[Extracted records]
■ ■ ■ ■

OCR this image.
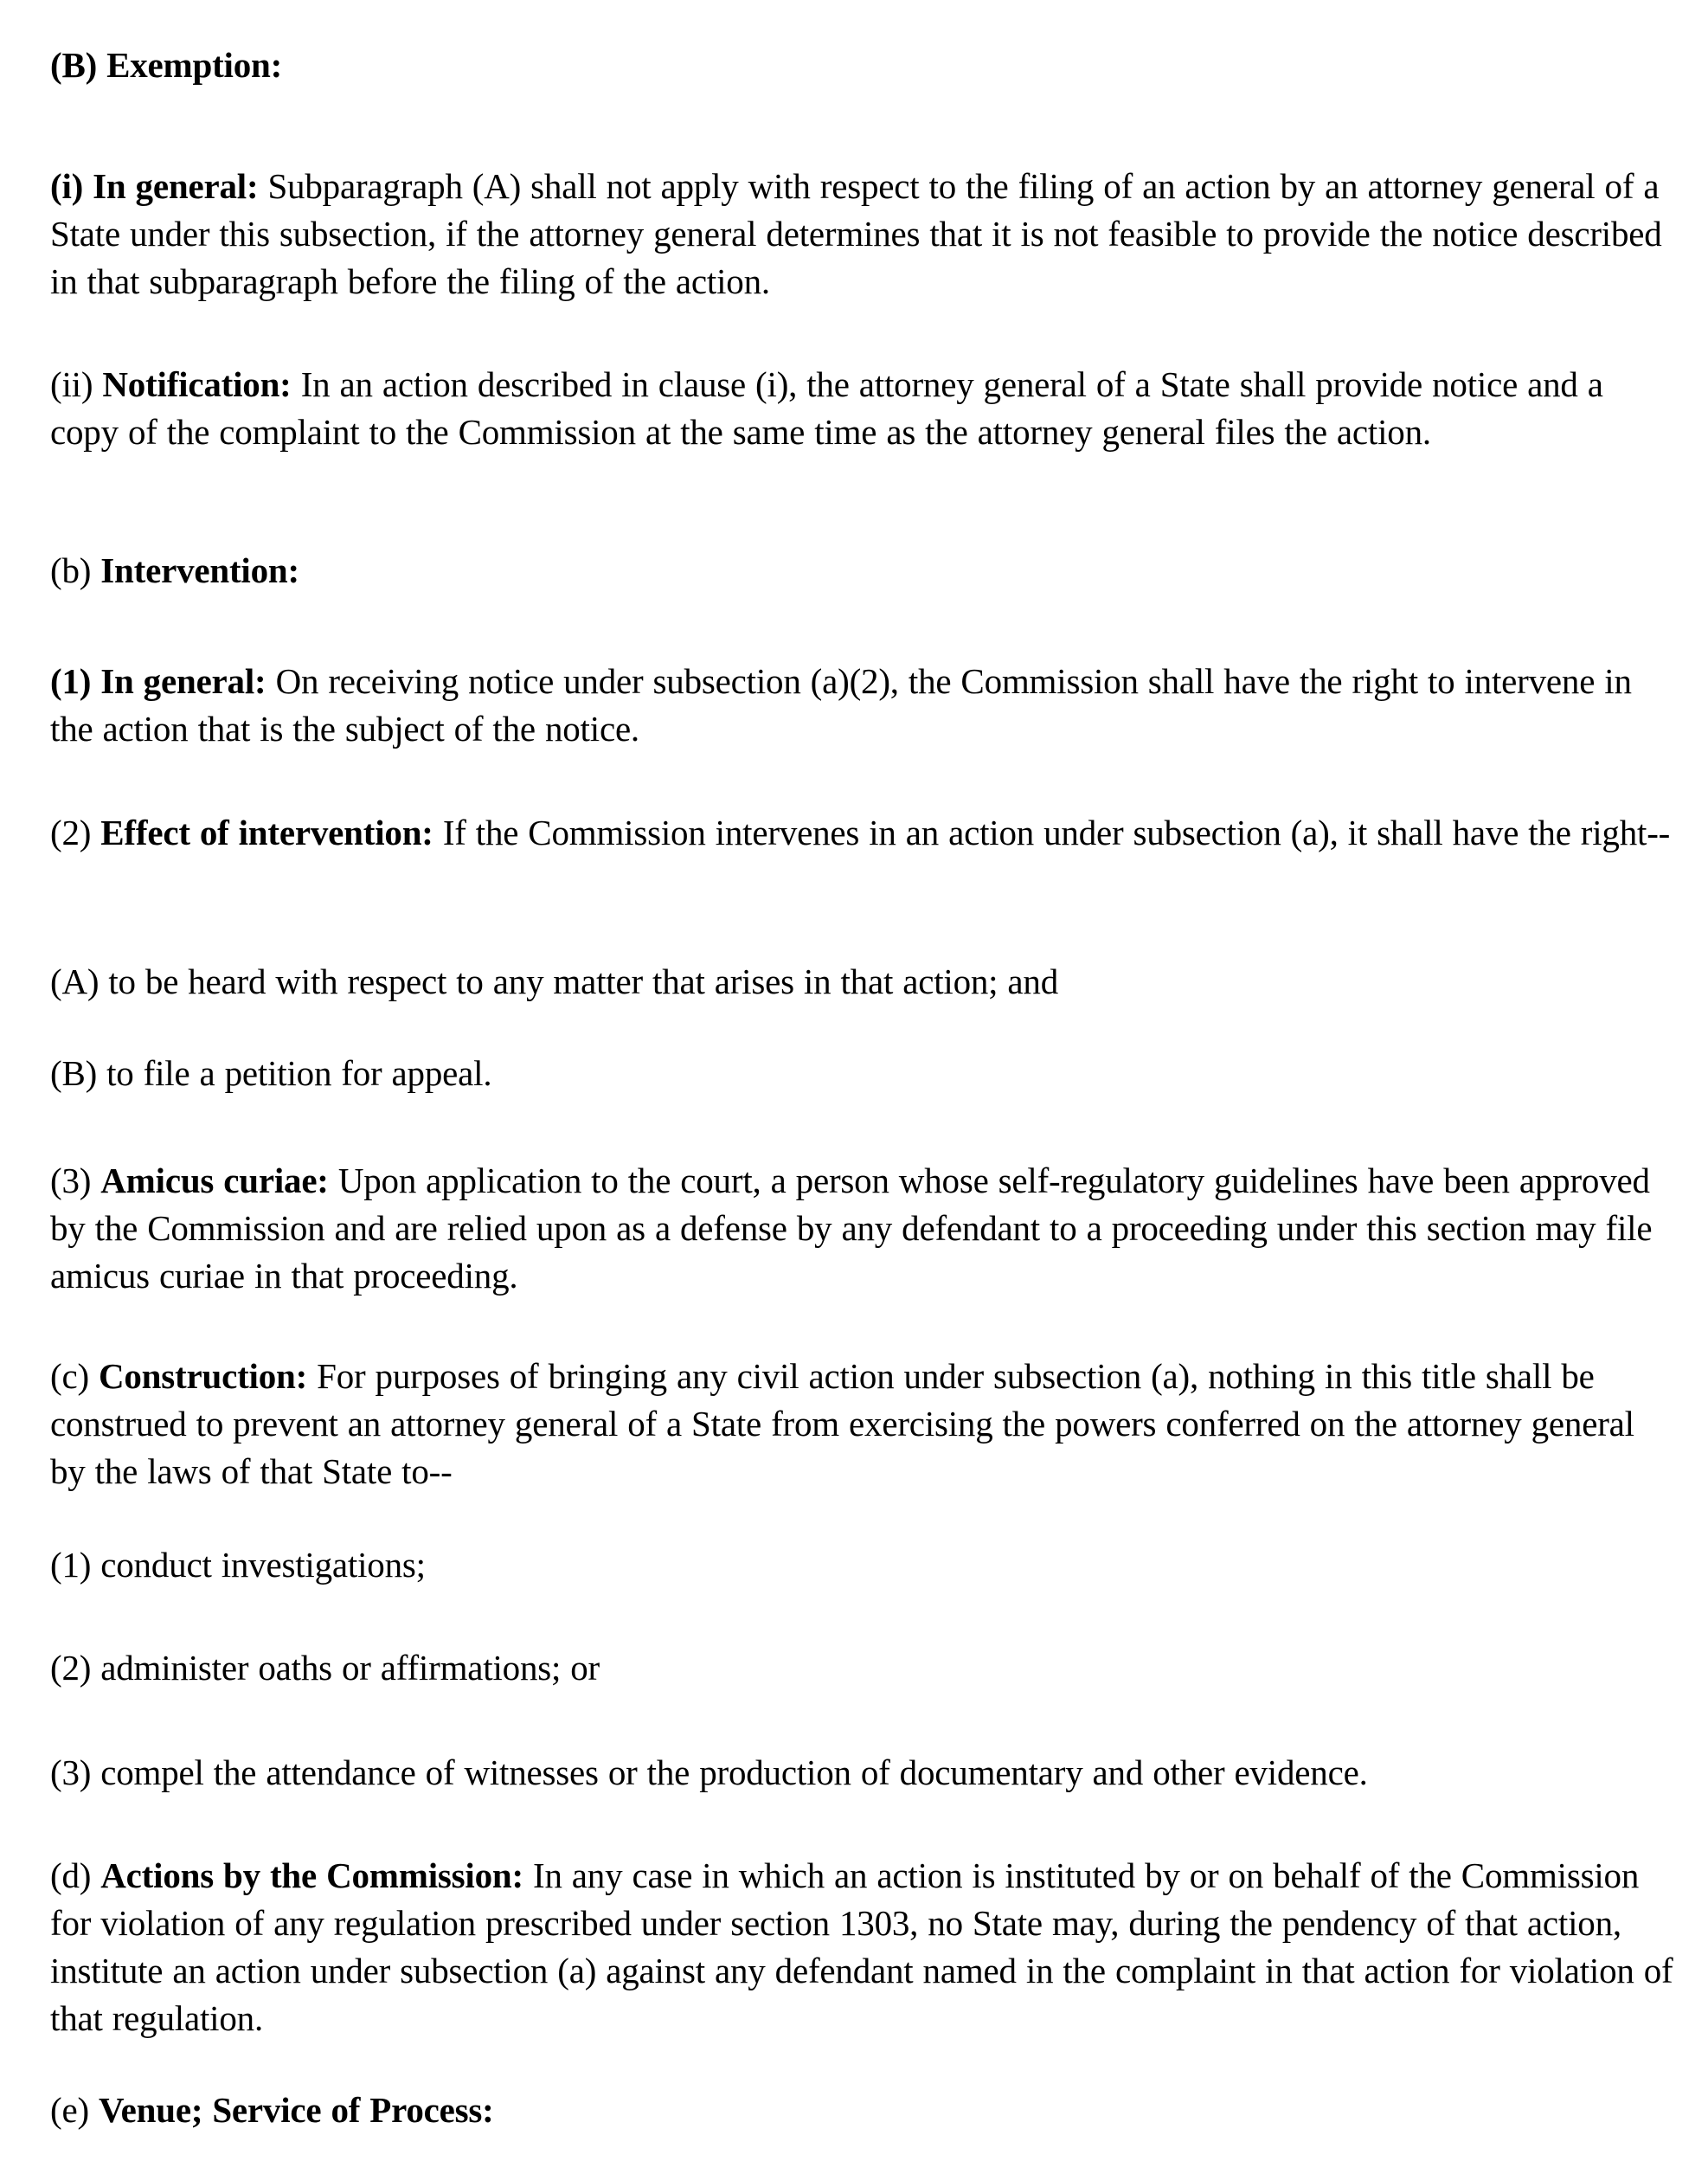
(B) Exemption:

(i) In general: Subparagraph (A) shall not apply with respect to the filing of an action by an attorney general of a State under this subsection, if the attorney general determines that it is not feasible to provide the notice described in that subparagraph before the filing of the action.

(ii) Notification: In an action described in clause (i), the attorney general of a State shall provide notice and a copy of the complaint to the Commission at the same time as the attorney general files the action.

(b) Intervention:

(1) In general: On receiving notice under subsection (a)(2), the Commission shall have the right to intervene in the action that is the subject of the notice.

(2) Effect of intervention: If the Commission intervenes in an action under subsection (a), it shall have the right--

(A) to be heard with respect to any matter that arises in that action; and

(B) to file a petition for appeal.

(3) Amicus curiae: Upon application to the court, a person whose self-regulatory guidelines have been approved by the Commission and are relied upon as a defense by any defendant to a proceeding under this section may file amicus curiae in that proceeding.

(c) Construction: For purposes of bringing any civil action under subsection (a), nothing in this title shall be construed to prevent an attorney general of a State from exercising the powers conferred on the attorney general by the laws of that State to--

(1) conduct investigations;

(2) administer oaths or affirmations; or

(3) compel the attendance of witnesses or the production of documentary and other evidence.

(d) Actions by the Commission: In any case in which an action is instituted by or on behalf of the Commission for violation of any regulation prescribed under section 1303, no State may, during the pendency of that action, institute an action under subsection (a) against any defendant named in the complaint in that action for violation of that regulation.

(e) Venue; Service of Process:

■ ■ ■ ■

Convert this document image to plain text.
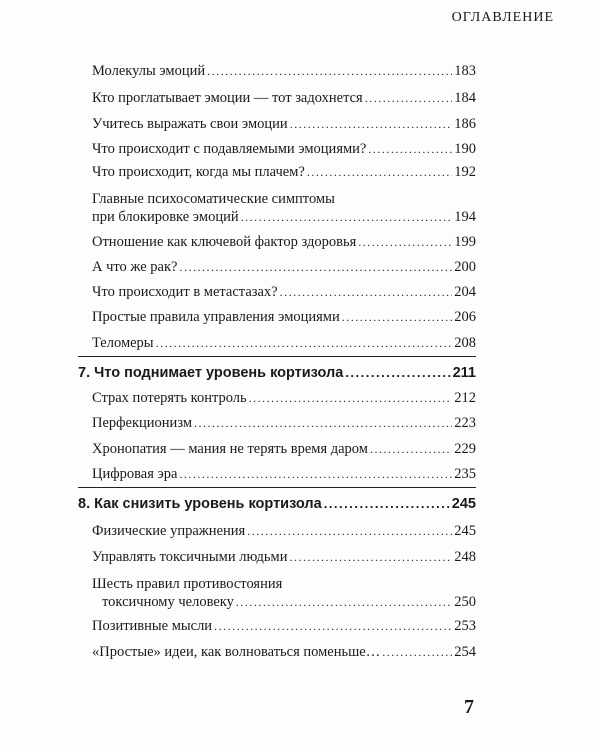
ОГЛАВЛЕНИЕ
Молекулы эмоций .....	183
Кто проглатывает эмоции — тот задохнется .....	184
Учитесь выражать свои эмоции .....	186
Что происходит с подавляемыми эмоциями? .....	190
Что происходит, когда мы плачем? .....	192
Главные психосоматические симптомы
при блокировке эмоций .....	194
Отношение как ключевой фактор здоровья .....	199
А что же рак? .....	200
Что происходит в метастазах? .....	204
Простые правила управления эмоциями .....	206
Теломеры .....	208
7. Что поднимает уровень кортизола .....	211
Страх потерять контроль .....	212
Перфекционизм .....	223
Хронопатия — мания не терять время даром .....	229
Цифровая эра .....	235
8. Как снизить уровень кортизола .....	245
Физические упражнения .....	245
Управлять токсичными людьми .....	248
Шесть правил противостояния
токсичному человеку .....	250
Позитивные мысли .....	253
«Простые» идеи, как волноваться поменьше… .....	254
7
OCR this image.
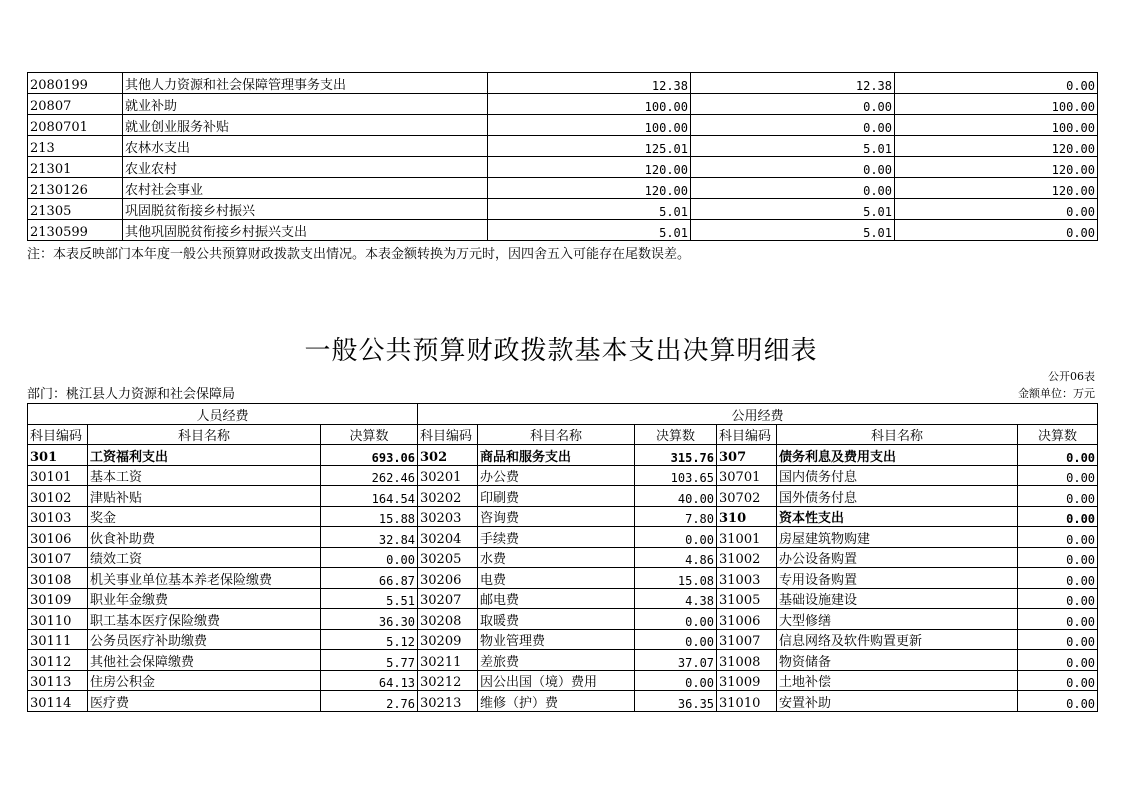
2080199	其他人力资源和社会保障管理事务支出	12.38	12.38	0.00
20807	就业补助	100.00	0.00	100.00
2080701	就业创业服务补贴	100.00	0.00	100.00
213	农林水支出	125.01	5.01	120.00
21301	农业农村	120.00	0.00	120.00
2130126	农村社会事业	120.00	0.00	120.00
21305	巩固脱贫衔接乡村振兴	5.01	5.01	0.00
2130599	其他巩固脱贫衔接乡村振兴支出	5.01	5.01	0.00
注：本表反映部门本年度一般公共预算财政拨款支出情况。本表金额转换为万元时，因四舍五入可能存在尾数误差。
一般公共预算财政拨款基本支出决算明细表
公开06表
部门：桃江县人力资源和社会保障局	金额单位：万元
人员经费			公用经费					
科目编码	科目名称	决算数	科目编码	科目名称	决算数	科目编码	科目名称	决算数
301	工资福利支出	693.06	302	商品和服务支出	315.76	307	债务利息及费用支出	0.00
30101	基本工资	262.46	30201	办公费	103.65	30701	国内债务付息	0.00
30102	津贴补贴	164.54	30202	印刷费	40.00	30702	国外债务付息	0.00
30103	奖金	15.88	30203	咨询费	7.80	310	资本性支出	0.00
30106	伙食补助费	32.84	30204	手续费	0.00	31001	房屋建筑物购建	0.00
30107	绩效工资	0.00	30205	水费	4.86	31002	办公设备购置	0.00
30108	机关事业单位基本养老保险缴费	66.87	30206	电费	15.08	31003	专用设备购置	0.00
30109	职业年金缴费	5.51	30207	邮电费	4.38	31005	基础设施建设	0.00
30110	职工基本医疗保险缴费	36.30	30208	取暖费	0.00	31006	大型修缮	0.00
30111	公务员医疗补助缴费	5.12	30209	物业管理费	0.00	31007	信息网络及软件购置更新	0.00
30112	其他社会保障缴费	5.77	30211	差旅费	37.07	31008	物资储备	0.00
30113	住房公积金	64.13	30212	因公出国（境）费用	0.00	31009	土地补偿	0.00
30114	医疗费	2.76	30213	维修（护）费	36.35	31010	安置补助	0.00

■ ■ ■ ■

List all lines from the entries that include the word "provide".

(i) In general: Subparagraph (A) shall not apply with respect to the filing of an action by an attorney general of a State under this subsection, if the attorney general determines that it is not feasible to provide the notice described in that subparagraph before the filing of the action.
(ii) Notification: In an action described in clause (i), the attorney general of a State shall provide notice and a copy of the complaint to the Commission at the same time as the attorney general files the action.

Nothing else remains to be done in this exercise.